Required work: Extract, from the records beneath this instruction, each line that contains the word "Forecast".
---------- Recorded data ----------
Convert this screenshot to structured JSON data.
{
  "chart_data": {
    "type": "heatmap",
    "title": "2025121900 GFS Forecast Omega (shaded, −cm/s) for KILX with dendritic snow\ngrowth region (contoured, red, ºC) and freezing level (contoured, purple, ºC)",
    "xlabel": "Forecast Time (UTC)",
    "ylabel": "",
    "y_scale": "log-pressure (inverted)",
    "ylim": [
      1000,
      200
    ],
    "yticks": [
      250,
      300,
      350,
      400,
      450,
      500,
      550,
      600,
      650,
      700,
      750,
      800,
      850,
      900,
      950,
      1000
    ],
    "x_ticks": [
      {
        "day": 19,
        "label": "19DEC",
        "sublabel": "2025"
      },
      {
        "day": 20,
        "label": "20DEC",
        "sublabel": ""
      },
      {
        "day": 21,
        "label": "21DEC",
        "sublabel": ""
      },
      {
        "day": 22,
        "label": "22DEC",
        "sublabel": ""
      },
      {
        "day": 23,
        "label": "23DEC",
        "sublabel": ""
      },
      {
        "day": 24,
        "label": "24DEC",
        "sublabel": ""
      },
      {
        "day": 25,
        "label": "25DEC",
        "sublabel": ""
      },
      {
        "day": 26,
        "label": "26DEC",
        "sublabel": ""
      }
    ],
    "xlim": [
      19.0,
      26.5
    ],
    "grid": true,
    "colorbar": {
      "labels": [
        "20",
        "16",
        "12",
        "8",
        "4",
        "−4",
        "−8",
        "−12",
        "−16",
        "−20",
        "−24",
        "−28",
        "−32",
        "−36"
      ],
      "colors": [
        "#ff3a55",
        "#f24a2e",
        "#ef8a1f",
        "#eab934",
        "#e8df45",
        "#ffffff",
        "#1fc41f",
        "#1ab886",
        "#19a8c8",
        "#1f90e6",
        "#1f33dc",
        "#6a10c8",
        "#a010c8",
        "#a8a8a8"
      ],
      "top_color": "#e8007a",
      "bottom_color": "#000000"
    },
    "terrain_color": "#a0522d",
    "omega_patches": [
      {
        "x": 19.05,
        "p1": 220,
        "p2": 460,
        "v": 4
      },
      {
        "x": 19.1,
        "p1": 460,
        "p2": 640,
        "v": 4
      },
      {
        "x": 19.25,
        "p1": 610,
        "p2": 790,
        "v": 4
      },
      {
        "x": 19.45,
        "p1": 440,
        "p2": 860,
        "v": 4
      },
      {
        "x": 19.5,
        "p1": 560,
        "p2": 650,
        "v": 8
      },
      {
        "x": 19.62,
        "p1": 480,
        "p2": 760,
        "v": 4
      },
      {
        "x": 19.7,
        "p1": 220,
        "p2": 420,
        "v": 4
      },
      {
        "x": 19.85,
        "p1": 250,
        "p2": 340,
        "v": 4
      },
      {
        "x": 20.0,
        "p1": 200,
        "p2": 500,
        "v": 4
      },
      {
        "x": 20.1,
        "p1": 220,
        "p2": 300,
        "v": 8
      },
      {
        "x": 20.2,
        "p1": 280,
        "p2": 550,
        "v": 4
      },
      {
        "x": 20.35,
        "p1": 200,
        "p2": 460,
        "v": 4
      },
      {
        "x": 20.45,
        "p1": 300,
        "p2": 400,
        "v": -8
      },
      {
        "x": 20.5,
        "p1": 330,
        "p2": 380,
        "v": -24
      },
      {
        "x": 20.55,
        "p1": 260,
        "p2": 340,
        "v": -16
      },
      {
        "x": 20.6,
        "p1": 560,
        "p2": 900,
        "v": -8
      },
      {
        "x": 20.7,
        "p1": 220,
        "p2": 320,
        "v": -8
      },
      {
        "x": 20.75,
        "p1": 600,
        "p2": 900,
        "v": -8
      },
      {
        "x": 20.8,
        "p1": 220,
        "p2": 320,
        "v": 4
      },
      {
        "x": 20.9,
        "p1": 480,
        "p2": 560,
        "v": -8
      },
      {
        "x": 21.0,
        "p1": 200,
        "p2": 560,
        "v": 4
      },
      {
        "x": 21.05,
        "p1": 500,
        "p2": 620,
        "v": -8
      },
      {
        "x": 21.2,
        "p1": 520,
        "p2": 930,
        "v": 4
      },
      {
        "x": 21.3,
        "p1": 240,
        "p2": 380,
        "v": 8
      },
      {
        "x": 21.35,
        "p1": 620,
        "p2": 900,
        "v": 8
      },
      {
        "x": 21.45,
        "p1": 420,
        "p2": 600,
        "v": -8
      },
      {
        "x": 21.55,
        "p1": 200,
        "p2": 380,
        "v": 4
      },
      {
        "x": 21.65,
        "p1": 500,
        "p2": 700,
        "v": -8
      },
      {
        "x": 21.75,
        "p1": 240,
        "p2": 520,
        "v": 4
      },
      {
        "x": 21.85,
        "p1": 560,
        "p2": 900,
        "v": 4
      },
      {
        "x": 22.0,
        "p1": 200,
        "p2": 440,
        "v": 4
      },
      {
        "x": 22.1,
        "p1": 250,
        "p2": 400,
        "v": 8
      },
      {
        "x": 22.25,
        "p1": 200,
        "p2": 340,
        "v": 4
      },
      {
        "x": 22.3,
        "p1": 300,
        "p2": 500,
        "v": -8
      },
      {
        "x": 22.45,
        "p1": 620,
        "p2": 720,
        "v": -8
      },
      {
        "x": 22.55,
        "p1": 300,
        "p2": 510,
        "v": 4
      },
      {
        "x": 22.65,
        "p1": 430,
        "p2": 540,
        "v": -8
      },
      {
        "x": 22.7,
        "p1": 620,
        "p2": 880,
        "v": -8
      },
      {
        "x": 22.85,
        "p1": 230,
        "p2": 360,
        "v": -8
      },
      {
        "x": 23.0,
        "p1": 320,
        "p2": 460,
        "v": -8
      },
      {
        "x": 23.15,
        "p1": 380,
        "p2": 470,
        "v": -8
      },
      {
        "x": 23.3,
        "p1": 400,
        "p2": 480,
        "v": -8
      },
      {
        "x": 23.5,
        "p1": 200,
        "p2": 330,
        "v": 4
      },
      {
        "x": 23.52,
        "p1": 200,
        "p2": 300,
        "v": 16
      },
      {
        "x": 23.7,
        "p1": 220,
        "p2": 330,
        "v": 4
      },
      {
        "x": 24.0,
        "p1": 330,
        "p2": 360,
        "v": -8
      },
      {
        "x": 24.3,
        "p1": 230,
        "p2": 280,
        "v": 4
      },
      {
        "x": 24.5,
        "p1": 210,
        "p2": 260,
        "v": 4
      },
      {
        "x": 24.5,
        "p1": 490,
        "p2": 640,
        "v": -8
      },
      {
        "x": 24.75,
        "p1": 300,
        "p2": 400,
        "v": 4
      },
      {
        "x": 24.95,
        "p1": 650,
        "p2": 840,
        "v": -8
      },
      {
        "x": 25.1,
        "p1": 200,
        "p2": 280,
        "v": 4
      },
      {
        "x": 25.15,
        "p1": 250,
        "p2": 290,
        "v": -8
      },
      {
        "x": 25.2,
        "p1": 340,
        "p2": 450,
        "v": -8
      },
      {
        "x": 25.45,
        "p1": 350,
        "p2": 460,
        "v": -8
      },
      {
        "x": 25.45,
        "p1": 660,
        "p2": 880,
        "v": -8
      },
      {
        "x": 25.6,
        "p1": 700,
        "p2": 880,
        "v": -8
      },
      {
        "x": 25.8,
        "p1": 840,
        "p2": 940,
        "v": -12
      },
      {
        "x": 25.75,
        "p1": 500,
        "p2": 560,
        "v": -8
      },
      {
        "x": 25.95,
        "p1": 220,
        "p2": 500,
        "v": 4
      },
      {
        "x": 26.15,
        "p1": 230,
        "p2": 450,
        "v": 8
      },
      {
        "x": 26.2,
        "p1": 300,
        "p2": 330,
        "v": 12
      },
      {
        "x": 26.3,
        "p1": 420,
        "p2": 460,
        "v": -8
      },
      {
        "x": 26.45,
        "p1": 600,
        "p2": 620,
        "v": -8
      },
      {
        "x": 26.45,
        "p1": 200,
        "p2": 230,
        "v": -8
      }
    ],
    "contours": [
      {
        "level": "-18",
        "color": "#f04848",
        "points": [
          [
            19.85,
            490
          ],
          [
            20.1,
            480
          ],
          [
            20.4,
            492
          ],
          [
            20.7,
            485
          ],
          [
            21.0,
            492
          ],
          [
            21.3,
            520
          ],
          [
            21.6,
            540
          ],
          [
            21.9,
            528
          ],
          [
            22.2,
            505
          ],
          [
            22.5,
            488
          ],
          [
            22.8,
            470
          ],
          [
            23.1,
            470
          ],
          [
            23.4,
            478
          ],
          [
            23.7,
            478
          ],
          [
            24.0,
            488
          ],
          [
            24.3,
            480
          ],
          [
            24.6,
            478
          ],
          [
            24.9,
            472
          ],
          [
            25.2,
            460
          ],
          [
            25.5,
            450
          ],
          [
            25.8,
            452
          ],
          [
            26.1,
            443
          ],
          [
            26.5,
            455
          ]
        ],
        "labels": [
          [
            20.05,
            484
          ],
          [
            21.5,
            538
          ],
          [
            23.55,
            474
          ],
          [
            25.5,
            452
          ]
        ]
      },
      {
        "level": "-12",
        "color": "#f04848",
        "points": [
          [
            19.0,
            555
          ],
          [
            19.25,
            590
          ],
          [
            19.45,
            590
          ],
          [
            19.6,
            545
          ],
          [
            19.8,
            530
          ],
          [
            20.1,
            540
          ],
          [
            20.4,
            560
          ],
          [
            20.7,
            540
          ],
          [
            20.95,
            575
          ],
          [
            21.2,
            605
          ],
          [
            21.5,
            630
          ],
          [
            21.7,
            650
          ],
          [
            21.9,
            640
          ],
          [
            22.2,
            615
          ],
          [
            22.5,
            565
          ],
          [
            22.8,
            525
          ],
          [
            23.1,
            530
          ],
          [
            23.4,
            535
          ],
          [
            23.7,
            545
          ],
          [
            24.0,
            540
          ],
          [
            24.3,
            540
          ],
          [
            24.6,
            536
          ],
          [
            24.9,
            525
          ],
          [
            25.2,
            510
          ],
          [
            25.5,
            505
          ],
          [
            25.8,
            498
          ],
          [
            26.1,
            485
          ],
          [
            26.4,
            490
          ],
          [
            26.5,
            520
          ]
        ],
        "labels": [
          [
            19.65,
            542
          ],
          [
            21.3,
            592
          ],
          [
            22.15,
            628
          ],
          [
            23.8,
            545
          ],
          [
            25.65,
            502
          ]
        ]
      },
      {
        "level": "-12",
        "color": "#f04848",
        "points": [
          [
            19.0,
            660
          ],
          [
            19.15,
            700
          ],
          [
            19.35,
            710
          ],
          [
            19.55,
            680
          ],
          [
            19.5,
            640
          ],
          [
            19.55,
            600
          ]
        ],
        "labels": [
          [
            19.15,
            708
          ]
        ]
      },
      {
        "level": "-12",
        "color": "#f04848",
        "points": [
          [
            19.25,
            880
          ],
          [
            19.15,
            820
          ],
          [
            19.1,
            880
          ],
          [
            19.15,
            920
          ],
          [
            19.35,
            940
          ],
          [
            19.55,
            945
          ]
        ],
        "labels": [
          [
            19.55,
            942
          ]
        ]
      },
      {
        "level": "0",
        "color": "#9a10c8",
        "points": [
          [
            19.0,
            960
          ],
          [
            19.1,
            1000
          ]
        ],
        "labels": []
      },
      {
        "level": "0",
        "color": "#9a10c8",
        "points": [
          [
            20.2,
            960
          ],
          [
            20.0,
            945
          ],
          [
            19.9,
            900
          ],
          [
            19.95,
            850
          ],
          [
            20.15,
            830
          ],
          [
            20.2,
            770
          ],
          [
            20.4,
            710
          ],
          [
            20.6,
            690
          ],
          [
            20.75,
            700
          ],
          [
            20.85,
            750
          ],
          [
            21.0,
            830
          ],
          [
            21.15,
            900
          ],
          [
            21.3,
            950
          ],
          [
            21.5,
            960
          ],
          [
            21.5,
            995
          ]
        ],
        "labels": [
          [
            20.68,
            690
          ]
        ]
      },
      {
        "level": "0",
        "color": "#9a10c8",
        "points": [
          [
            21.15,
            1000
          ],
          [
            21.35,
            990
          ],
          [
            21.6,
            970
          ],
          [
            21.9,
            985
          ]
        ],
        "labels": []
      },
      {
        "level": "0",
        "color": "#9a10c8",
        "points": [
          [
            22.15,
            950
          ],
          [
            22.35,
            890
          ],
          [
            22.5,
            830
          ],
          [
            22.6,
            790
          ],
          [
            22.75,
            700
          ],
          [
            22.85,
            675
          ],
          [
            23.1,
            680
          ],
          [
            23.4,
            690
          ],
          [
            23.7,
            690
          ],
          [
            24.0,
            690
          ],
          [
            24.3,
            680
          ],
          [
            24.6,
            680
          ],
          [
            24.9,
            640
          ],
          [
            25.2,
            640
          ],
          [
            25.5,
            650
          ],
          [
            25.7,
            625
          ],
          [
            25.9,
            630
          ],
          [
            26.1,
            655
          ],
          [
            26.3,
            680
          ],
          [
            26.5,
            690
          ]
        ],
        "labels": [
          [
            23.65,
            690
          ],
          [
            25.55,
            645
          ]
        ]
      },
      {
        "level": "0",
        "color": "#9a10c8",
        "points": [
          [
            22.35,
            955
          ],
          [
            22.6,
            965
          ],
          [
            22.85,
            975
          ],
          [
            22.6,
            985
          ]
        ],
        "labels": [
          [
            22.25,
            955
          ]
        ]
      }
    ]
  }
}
----------
---------- Recorded data ----------
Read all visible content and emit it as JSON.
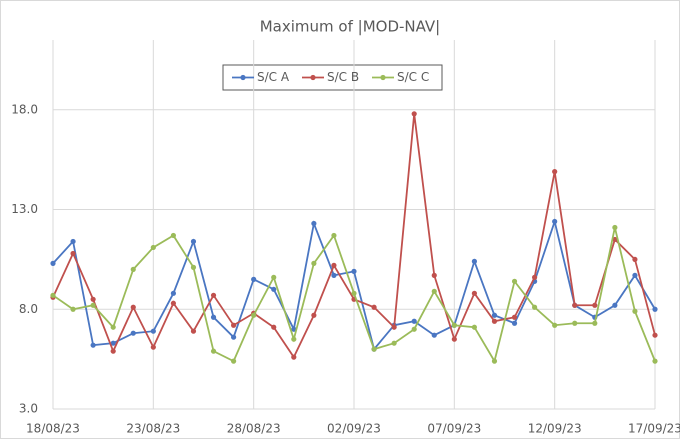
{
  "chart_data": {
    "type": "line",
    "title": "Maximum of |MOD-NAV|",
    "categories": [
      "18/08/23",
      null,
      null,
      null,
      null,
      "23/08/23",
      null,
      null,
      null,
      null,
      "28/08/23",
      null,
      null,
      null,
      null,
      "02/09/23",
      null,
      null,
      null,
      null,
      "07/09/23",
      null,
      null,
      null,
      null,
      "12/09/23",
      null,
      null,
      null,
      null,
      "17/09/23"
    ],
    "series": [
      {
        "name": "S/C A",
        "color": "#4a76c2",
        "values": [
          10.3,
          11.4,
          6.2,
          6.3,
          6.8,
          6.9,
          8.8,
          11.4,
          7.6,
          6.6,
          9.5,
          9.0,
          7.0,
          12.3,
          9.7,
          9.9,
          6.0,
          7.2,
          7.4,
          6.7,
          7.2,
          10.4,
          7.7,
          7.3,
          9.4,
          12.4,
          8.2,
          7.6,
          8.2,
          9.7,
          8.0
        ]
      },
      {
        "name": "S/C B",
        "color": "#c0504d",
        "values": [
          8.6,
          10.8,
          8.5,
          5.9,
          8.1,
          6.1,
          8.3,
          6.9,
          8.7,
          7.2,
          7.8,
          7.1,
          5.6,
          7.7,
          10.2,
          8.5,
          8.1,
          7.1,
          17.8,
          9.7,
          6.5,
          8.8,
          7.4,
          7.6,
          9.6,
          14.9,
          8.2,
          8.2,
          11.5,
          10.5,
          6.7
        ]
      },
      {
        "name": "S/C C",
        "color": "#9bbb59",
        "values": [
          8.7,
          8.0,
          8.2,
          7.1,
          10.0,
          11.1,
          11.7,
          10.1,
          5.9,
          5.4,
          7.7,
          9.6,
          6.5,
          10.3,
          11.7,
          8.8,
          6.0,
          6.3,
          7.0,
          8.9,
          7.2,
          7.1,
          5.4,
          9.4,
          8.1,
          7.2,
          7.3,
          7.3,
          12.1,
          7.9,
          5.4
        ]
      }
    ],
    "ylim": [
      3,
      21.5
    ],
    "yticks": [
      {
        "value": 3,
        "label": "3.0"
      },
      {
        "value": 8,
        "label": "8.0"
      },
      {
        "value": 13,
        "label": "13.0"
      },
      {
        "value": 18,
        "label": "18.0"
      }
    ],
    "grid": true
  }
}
----------
---------- Recorded data ----------
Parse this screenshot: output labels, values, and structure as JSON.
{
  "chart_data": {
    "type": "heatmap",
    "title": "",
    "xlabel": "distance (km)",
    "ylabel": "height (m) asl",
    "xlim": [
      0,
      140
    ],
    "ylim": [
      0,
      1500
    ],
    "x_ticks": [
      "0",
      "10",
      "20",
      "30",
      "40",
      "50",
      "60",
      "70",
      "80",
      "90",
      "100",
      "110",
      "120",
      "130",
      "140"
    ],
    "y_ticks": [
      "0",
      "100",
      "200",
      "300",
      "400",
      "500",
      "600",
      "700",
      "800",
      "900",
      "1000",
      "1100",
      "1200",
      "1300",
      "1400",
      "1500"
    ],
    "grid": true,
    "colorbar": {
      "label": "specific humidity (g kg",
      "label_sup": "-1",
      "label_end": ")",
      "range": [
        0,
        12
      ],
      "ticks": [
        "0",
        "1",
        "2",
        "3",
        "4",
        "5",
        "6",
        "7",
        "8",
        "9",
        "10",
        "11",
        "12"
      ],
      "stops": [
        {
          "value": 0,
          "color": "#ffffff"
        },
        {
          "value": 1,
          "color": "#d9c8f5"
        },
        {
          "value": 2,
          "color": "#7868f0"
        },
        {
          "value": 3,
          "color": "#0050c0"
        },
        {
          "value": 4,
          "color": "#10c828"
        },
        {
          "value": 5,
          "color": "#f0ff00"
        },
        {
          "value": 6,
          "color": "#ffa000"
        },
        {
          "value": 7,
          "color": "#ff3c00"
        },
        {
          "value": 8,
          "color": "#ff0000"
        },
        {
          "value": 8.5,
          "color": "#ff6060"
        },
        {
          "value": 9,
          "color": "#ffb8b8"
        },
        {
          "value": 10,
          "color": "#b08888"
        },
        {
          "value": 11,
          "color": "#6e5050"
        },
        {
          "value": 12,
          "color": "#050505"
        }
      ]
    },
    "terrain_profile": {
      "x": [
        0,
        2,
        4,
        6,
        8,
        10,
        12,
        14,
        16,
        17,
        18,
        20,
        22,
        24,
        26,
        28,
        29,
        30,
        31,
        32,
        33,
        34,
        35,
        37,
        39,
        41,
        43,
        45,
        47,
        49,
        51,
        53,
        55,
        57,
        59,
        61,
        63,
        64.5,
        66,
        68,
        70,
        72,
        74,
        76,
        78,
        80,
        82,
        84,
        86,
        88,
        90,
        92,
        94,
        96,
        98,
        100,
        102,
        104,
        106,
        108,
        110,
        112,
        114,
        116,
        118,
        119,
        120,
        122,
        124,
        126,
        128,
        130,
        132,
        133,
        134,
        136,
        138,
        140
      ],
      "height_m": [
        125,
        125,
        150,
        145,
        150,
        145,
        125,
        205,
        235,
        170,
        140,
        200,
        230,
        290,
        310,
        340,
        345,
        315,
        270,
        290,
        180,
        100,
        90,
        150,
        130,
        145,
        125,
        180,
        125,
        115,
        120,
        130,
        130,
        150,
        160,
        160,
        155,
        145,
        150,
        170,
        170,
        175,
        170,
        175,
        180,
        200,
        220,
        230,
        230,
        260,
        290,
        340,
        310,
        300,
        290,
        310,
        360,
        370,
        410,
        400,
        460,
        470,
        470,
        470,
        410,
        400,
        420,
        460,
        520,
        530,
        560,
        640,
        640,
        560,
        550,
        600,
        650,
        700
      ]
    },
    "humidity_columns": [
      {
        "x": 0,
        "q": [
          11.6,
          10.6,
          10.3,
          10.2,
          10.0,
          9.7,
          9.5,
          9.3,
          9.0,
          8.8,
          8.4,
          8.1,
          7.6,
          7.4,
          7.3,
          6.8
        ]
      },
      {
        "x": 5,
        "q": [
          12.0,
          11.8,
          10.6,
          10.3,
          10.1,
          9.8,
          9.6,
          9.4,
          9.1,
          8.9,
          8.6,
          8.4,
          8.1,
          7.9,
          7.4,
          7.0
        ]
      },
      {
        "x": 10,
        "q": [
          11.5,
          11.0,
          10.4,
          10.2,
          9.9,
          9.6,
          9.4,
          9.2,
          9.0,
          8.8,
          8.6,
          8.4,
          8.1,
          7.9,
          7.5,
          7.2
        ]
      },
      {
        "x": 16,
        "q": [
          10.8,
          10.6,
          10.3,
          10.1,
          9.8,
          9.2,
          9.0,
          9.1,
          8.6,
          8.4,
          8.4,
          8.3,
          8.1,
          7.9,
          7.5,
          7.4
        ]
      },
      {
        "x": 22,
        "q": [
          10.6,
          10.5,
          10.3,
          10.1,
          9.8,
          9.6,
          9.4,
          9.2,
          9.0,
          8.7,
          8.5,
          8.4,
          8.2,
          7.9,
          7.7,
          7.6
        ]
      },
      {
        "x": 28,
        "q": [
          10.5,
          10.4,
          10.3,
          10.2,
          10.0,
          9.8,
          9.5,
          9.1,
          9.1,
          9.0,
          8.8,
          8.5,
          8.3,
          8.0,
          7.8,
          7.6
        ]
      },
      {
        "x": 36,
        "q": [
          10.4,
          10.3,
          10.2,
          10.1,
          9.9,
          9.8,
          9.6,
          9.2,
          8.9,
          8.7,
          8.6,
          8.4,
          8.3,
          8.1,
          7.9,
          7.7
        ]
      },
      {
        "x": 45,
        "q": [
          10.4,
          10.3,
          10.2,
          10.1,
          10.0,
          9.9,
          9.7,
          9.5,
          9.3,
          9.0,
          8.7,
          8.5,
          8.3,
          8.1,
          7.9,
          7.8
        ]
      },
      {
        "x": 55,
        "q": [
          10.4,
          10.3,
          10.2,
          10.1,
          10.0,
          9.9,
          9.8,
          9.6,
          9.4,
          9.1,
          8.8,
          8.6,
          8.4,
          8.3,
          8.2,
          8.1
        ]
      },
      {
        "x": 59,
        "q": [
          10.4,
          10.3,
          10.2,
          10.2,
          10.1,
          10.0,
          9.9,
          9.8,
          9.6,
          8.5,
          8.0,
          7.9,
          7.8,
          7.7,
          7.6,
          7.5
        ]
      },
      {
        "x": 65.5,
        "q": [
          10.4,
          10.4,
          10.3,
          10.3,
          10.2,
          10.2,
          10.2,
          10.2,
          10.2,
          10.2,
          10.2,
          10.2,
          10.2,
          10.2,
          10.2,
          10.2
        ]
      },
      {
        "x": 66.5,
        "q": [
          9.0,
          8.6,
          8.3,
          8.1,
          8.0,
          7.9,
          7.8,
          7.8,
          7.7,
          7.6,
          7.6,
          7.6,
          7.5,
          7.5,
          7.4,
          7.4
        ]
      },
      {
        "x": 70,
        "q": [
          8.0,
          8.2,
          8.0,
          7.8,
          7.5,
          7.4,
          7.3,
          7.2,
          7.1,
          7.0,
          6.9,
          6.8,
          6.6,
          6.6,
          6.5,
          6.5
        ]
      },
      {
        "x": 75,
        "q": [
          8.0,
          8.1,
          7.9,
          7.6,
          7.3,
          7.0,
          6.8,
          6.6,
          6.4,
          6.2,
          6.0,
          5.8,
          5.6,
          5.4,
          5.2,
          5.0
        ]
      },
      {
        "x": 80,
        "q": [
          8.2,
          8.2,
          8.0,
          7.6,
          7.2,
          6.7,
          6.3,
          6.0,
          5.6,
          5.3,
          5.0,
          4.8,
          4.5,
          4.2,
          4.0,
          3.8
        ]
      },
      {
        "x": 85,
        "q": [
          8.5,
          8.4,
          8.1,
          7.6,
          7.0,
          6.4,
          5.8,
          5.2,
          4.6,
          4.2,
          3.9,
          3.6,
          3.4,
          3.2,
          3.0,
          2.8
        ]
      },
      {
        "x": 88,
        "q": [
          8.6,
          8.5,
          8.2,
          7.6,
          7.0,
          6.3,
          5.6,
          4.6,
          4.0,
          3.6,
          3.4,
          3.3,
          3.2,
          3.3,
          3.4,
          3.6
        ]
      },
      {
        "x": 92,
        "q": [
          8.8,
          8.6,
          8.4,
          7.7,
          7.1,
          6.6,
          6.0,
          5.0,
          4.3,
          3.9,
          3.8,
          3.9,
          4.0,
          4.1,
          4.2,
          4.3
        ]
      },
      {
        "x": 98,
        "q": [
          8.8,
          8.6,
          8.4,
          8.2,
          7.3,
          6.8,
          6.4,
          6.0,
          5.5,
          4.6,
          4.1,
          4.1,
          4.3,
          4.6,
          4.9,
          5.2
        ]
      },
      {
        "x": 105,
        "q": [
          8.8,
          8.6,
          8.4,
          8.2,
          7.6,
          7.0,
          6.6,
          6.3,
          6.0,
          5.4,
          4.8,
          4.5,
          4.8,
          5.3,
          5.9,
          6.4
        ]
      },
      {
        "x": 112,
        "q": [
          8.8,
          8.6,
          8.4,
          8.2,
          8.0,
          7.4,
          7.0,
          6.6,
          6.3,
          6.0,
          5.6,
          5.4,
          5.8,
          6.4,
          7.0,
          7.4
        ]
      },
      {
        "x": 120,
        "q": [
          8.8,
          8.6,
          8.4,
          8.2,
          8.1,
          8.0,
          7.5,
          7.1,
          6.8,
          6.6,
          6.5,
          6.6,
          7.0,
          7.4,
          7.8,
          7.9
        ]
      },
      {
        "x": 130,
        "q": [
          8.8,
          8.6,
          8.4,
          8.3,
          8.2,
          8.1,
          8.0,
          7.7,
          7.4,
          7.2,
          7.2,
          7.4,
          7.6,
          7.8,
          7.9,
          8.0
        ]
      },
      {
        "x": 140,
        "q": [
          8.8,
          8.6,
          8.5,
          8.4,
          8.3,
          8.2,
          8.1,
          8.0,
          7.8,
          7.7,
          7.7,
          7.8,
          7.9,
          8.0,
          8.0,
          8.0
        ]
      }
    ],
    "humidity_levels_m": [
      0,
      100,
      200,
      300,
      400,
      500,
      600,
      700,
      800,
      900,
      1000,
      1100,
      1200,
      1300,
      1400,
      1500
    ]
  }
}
----------
Task result:
    "title": "2025121900 GFS Forecast Omega (shaded, −cm/s) for KILX with dendritic snow\ngrowth region (contoured, red, ºC) and freezing level (contoured, purple, ºC)",
    "xlabel": "Forecast Time (UTC)",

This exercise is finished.